Determine how many lines in the entries below include "JSON". The reply should be that number and nothing else.

— START OF Source records —

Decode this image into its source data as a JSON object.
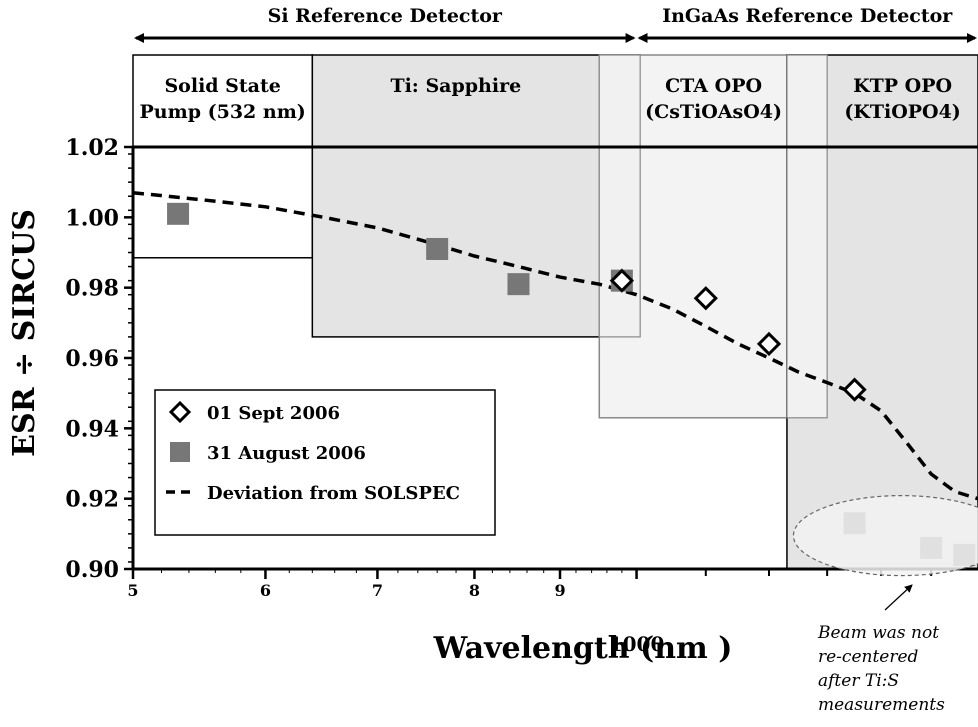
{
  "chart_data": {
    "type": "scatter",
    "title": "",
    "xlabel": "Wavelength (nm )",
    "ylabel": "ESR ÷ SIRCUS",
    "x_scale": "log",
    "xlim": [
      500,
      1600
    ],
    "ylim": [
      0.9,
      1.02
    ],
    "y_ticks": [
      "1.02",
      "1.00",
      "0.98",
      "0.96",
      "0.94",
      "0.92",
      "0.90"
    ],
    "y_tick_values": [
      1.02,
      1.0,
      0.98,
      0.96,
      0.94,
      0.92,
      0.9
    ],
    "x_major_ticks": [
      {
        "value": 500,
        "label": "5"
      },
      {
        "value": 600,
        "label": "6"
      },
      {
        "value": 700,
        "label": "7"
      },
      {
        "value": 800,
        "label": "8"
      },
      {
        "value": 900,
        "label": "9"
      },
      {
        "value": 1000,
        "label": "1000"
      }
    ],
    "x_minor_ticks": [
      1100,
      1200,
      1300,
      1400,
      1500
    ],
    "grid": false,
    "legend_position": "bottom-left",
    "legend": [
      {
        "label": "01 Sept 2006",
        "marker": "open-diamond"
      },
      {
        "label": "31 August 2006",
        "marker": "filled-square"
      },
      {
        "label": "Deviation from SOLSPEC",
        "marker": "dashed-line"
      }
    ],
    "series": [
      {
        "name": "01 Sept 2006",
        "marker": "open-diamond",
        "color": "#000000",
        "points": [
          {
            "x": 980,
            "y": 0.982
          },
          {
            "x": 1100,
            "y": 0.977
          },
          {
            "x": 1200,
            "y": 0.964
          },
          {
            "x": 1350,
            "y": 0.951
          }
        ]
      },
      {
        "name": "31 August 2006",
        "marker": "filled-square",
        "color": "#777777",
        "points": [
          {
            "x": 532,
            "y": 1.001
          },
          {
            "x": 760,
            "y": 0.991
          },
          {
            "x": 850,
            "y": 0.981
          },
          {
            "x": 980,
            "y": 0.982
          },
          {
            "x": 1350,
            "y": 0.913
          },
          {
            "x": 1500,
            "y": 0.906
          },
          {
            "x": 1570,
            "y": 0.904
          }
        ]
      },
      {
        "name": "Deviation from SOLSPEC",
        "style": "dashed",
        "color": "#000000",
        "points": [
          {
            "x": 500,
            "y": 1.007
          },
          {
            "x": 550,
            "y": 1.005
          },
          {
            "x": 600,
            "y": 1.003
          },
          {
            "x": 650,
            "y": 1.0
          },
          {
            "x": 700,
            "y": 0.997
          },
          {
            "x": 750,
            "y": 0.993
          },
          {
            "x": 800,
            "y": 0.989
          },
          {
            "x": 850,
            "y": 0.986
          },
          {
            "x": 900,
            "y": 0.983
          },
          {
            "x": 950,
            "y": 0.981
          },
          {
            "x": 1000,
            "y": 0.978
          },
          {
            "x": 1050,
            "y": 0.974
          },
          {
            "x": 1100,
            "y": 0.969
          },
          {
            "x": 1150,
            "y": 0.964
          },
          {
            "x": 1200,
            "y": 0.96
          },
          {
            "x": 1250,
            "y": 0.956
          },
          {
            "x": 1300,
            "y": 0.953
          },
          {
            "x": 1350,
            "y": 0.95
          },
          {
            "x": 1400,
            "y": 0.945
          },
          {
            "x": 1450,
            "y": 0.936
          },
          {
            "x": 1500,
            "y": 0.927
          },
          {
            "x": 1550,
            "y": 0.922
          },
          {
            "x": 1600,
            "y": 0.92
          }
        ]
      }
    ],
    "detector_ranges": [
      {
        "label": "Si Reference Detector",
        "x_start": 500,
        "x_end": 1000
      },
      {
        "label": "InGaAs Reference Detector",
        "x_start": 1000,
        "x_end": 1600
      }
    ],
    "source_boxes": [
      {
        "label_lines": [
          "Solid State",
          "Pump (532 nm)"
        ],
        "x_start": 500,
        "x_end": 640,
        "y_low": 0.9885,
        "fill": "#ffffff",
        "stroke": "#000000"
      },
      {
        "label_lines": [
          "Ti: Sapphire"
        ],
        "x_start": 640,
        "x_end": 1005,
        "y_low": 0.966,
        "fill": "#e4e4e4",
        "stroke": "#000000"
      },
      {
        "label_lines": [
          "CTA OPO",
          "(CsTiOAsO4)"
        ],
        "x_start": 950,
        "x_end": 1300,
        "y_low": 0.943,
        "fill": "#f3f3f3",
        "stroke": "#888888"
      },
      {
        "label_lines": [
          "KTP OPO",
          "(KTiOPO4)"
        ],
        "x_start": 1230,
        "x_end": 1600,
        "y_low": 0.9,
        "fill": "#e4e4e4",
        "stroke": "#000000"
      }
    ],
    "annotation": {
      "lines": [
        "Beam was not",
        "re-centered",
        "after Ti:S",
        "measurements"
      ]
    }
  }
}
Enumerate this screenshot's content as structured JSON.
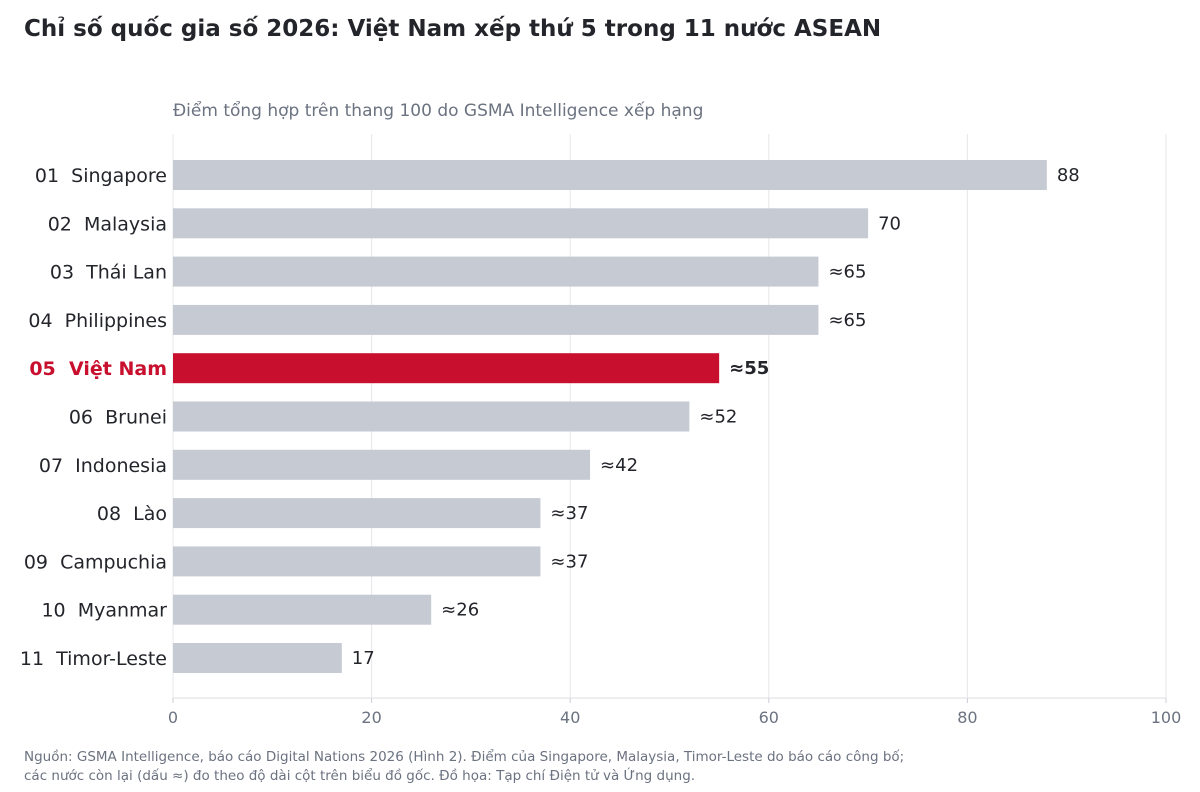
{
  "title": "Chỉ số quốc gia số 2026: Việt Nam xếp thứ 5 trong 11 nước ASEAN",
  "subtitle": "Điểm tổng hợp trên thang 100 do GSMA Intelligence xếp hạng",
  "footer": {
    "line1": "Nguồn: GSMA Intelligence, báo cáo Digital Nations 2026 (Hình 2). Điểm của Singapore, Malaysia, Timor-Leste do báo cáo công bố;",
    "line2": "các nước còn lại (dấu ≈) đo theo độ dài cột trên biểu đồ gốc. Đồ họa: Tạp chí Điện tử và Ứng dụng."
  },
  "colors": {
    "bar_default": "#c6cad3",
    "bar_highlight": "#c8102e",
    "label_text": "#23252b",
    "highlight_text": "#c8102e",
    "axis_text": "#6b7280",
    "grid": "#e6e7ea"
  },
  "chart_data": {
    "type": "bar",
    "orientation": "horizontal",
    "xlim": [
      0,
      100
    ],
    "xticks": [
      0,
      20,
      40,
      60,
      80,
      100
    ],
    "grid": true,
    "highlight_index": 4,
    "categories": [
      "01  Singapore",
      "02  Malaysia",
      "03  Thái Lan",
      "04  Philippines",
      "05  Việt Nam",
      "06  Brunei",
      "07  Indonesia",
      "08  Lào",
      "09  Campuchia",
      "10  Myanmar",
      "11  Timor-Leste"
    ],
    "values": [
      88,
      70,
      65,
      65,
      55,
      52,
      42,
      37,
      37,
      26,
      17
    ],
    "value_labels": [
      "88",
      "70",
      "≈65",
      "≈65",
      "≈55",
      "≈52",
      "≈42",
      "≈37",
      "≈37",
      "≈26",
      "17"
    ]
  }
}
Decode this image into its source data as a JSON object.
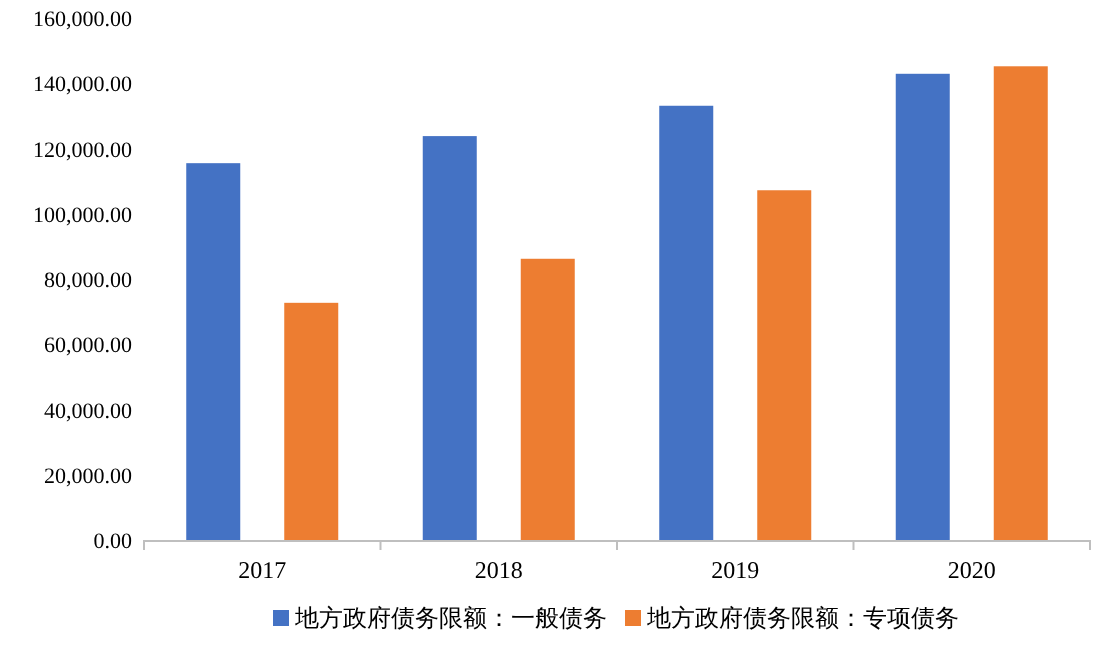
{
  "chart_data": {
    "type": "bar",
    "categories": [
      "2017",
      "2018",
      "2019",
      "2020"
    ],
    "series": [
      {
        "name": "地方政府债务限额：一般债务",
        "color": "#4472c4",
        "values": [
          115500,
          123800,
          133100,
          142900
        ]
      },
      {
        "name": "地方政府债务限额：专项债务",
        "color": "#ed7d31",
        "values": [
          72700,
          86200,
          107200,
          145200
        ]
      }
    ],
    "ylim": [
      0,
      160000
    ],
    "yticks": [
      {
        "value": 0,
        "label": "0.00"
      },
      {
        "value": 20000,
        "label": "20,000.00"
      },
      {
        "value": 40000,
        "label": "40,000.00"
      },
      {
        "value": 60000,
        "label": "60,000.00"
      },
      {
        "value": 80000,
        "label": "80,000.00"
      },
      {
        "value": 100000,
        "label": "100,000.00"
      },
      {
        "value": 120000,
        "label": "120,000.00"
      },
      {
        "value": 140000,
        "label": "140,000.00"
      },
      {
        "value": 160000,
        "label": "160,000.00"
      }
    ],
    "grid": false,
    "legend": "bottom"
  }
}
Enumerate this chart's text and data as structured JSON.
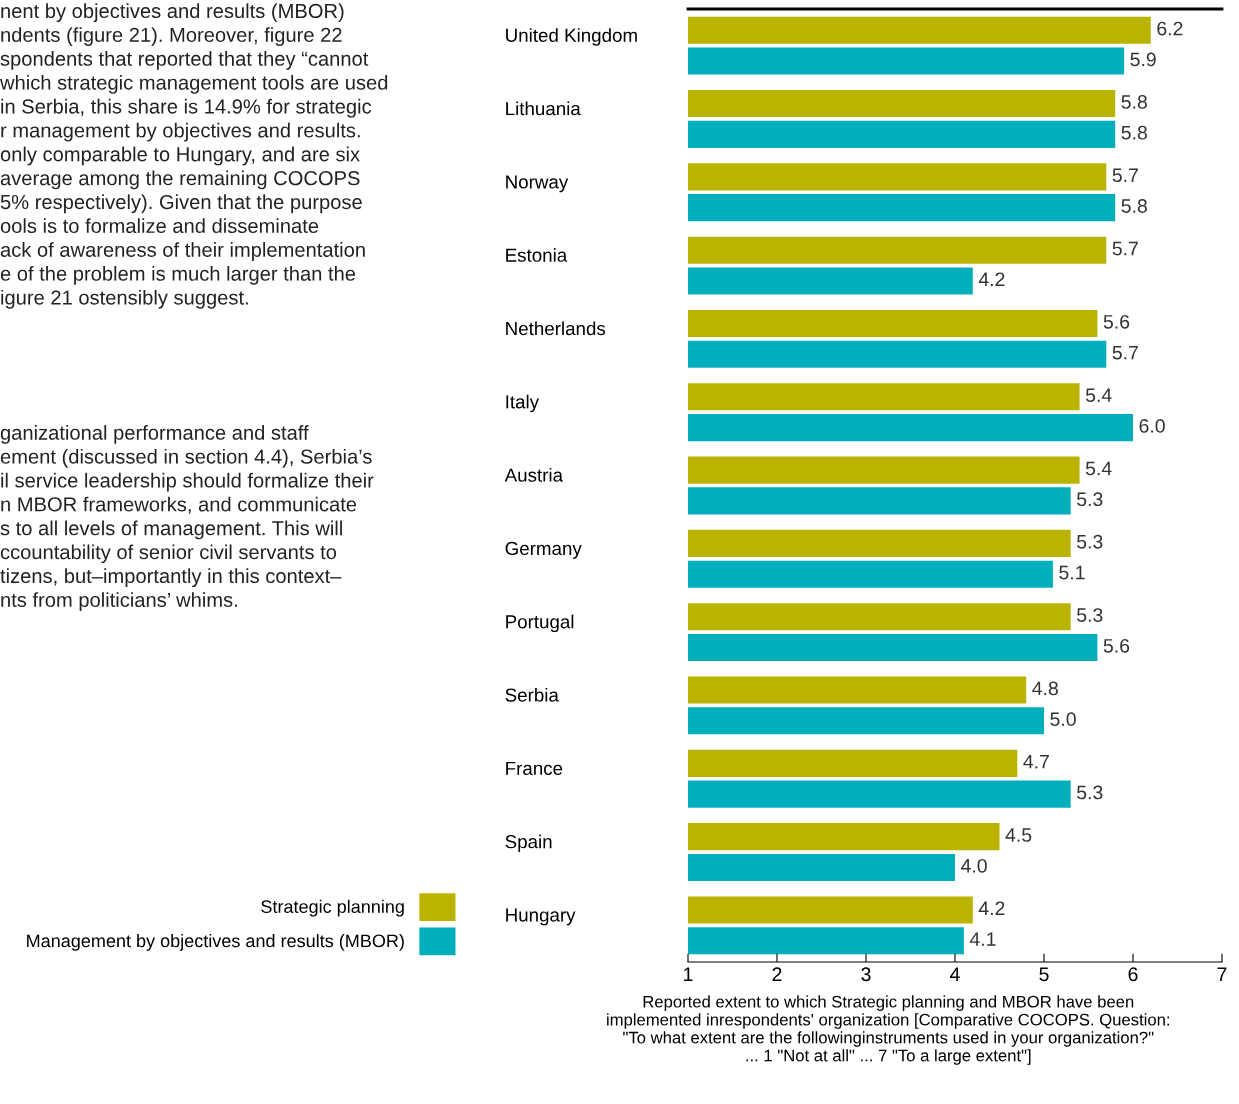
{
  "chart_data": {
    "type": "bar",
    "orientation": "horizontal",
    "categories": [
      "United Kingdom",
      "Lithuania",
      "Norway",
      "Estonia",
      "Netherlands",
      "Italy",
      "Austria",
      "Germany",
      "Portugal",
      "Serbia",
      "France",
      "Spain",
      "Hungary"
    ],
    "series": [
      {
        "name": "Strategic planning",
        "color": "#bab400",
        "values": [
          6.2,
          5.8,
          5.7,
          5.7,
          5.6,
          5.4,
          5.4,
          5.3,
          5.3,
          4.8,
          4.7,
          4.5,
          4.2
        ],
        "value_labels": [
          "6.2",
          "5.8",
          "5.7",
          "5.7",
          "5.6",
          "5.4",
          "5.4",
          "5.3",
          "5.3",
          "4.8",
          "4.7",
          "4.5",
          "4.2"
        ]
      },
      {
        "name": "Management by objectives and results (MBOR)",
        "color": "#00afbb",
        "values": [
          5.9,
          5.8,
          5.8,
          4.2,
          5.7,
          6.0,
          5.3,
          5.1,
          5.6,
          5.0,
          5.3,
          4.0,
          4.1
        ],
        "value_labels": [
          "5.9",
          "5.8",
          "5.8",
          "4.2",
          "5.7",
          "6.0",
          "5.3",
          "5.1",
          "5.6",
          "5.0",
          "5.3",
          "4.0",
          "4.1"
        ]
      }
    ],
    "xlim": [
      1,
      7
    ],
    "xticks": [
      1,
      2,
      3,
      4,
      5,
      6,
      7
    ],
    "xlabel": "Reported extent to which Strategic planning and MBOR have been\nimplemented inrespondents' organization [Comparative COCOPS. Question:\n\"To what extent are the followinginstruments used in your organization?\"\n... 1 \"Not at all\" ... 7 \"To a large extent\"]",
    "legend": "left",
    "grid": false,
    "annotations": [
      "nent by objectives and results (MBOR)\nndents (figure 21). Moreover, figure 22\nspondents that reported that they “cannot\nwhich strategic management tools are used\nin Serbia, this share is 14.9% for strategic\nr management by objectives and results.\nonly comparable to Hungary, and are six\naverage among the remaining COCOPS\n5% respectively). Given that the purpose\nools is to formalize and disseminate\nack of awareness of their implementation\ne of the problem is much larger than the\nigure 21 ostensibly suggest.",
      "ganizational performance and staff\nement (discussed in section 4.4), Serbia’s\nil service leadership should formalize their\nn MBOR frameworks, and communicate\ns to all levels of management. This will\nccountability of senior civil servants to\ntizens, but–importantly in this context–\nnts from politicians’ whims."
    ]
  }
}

— END OF Source records —

**Completed task:** 4